Goal - Extract every line from the start of the data up to and including the line containing "184, 534, 199]", and copy each one without any change.

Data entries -
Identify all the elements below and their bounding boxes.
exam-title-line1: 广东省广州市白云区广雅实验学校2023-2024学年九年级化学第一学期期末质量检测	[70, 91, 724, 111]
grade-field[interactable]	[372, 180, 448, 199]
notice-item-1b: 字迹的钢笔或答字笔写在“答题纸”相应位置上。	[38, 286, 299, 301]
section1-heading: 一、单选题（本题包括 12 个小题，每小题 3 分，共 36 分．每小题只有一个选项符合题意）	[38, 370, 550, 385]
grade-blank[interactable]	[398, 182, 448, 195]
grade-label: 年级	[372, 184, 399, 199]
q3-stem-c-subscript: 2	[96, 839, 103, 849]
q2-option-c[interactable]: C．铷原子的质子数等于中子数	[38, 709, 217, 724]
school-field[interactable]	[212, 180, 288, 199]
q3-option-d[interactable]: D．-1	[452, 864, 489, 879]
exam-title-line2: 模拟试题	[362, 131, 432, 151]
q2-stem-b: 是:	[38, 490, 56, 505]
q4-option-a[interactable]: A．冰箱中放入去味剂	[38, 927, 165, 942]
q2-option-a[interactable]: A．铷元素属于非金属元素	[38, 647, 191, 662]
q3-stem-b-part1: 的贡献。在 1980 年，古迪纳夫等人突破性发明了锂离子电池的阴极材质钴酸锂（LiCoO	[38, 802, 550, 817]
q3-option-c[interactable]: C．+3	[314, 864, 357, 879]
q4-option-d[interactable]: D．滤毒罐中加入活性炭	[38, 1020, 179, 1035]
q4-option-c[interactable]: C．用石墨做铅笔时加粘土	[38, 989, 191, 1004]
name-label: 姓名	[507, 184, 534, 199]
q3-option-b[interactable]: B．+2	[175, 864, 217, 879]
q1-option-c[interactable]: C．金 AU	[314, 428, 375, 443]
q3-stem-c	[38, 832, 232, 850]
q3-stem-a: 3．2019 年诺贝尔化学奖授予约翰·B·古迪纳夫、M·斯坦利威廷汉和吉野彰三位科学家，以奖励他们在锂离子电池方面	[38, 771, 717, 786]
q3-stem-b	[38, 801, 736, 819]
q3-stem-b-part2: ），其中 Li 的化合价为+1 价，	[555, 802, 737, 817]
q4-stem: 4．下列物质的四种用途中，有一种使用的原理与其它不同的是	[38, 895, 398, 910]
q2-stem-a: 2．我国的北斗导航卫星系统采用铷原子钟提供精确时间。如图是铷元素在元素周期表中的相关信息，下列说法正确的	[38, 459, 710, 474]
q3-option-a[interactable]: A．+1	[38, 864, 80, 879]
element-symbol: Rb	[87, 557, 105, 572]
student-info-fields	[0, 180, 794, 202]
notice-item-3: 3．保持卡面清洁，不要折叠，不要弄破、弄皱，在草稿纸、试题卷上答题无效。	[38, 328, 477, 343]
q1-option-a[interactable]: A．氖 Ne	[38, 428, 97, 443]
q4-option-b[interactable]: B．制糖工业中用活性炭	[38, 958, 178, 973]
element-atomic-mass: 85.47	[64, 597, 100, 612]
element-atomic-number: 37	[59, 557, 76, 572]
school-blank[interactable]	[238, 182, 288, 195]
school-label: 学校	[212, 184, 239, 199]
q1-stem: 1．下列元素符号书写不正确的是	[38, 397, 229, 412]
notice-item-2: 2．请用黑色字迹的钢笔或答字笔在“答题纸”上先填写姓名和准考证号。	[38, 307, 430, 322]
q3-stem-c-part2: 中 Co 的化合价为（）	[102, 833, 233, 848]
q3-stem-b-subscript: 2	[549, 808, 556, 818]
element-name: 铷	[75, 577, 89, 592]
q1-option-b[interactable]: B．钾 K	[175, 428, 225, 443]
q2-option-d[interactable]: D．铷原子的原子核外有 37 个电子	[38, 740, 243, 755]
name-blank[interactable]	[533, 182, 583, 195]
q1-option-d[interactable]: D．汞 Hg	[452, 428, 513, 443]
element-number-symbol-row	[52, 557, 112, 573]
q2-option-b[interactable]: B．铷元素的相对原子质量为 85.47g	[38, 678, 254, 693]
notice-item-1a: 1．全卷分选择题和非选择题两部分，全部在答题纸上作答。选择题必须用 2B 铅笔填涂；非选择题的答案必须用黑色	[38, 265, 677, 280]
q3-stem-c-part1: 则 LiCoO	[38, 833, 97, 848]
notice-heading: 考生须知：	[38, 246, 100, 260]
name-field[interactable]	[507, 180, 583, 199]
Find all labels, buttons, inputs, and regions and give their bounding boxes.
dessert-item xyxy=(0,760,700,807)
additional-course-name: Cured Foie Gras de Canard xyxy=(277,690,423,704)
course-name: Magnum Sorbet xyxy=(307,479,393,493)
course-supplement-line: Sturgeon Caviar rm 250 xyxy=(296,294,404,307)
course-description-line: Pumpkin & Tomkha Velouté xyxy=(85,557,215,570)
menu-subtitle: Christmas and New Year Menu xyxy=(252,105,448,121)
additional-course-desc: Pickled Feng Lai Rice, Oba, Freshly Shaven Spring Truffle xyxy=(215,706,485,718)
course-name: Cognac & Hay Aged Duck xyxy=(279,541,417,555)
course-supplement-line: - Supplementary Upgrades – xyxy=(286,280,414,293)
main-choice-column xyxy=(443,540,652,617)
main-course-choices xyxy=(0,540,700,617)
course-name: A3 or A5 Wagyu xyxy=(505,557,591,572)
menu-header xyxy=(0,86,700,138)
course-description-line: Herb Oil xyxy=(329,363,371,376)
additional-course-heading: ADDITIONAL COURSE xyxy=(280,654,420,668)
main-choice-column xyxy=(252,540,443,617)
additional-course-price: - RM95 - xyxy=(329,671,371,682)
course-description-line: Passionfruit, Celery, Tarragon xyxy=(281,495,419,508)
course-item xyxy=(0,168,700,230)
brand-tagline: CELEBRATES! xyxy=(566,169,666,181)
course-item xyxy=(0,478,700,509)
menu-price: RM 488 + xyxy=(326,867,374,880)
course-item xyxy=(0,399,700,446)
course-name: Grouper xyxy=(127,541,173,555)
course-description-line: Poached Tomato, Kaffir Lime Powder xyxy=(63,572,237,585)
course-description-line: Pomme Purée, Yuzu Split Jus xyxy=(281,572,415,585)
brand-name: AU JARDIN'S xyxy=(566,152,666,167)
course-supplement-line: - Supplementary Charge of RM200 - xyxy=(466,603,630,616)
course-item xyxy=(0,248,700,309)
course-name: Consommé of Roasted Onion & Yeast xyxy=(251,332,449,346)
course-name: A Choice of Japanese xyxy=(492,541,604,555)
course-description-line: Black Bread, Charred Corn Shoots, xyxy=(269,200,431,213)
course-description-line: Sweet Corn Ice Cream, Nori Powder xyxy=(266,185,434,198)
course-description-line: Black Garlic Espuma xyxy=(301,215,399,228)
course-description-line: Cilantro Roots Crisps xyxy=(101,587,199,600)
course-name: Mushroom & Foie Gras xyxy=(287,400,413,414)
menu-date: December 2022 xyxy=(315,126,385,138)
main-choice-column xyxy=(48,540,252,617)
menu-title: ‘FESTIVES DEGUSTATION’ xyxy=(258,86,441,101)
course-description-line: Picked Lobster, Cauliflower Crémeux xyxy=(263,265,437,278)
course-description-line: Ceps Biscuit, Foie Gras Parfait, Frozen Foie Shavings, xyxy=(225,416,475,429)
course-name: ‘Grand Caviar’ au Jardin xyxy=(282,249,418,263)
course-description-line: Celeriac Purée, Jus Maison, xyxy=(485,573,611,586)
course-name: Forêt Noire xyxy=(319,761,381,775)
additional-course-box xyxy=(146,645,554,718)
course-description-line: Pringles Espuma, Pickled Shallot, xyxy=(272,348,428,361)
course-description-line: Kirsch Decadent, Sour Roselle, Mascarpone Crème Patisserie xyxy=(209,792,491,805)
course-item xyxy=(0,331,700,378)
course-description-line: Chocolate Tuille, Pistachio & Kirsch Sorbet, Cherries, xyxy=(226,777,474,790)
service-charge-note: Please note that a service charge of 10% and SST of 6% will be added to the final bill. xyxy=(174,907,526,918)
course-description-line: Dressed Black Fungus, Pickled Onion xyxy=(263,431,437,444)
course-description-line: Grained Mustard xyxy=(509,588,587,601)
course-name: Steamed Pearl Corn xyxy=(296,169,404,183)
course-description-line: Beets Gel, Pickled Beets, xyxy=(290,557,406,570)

Task answer -
Identify all the elements below and their bounding boxes.
exam-title-line1: 广东省广州市白云区广雅实验学校2023-2024学年九年级化学第一学期期末质量检测	[70, 91, 724, 111]
grade-field[interactable]	[372, 180, 448, 199]
notice-item-1b: 字迹的钢笔或答字笔写在“答题纸”相应位置上。	[38, 286, 299, 301]
section1-heading: 一、单选题（本题包括 12 个小题，每小题 3 分，共 36 分．每小题只有一个选项符合题意）	[38, 370, 550, 385]
grade-blank[interactable]	[398, 182, 448, 195]
grade-label: 年级	[372, 184, 399, 199]
q3-stem-c-subscript: 2	[96, 839, 103, 849]
q2-option-c[interactable]: C．铷原子的质子数等于中子数	[38, 709, 217, 724]
school-field[interactable]	[212, 180, 288, 199]
q3-option-d[interactable]: D．-1	[452, 864, 489, 879]
exam-title-line2: 模拟试题	[362, 131, 432, 151]
q2-stem-b: 是:	[38, 490, 56, 505]
q4-option-a[interactable]: A．冰箱中放入去味剂	[38, 927, 165, 942]
q2-option-a[interactable]: A．铷元素属于非金属元素	[38, 647, 191, 662]
q3-stem-b-part1: 的贡献。在 1980 年，古迪纳夫等人突破性发明了锂离子电池的阴极材质钴酸锂（LiCoO	[38, 802, 550, 817]
q3-option-c[interactable]: C．+3	[314, 864, 357, 879]
q4-option-d[interactable]: D．滤毒罐中加入活性炭	[38, 1020, 179, 1035]
q4-option-c[interactable]: C．用石墨做铅笔时加粘土	[38, 989, 191, 1004]
name-label: 姓名	[507, 184, 534, 199]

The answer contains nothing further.